> _To do_:
(a) In the text on animal models for half-life assay, what are humanized animal models developed to do?
(b) Summarize the text on animal models for half-life assay in two sentences.

> _Reading text_:
---------------
Animal Models Development for Half-life Assay
For Research Use Only. Not for Clinical Use.
Fig.1 Generation and applications of human liver chimeric mice. (von Schaewen, 2016)
Because most therapeutic proteins suffer from poor pharmaceutical properties, a key element for the satisfactory development of novel protein drugs is to fully measure their half-life and pharmacodynamic behavior before performing clinical trials. However, many recombine proteins have complex interactions with the metabolism system, which behaves differently in human and wild animals. Therefore, humanized animal models are developed to accurately predict human drug exposure and pharmacokinetics. As a leading service provider in therapeutic proteins area, Creative Biolabs keeps up with the time and launches animal models development service for half-life assay. Our highly experienced staff can offer professional and meticulous service to accelerate your drug research process.
---------------
> _Dataset records_:
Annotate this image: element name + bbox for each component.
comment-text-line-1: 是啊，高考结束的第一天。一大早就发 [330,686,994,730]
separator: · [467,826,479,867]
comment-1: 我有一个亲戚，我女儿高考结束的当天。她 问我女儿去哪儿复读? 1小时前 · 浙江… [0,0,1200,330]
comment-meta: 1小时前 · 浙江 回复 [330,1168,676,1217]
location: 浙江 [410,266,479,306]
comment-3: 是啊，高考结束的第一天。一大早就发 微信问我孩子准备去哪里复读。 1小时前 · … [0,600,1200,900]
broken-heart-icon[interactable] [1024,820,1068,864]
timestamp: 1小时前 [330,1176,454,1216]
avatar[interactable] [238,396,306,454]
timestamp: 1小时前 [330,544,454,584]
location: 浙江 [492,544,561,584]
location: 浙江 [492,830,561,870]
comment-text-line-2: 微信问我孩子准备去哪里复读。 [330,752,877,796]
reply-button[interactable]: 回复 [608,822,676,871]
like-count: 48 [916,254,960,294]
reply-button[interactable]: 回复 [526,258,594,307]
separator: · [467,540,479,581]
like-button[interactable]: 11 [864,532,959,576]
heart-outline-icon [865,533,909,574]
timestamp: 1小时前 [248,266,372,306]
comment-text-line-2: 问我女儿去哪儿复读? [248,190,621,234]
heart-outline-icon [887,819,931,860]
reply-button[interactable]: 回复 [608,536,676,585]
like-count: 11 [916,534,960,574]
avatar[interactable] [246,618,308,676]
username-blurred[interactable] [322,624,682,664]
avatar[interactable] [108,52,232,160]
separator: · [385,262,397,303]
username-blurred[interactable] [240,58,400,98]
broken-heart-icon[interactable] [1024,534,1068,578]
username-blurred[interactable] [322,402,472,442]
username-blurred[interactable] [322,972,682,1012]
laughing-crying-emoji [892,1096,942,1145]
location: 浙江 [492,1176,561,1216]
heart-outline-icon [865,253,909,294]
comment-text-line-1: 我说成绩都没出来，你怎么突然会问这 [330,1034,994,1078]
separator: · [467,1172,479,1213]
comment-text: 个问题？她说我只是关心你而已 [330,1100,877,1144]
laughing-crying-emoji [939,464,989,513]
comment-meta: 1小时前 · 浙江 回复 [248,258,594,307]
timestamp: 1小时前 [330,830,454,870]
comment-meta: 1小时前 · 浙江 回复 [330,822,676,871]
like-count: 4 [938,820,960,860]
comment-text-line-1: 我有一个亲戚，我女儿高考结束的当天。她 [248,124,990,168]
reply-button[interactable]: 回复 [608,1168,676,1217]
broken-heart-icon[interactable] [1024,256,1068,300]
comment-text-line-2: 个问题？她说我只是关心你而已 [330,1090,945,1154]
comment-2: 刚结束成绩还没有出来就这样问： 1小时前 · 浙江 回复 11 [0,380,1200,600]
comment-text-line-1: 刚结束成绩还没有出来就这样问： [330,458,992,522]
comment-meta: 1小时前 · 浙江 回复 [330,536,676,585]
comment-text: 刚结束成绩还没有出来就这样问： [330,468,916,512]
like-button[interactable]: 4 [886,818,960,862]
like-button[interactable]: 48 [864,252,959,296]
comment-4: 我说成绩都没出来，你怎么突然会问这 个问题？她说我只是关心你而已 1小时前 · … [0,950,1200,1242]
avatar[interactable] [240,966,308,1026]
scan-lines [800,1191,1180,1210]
---------------
> _Task responses_:
(a) They are developed to accurately predict human drug exposure and pharmacokinetics.

(b) Before clinical trials, novel protein drugs need their half-life and pharmacodynamic behavior fully measured, but many recombinant proteins interact with the metabolism system, which behaves differently in humans and wild animals. Humanized animal models are therefore developed to predict human drug exposure and pharmacokinetics, and Creative Biolabs has launched a service developing such models for half-life assay.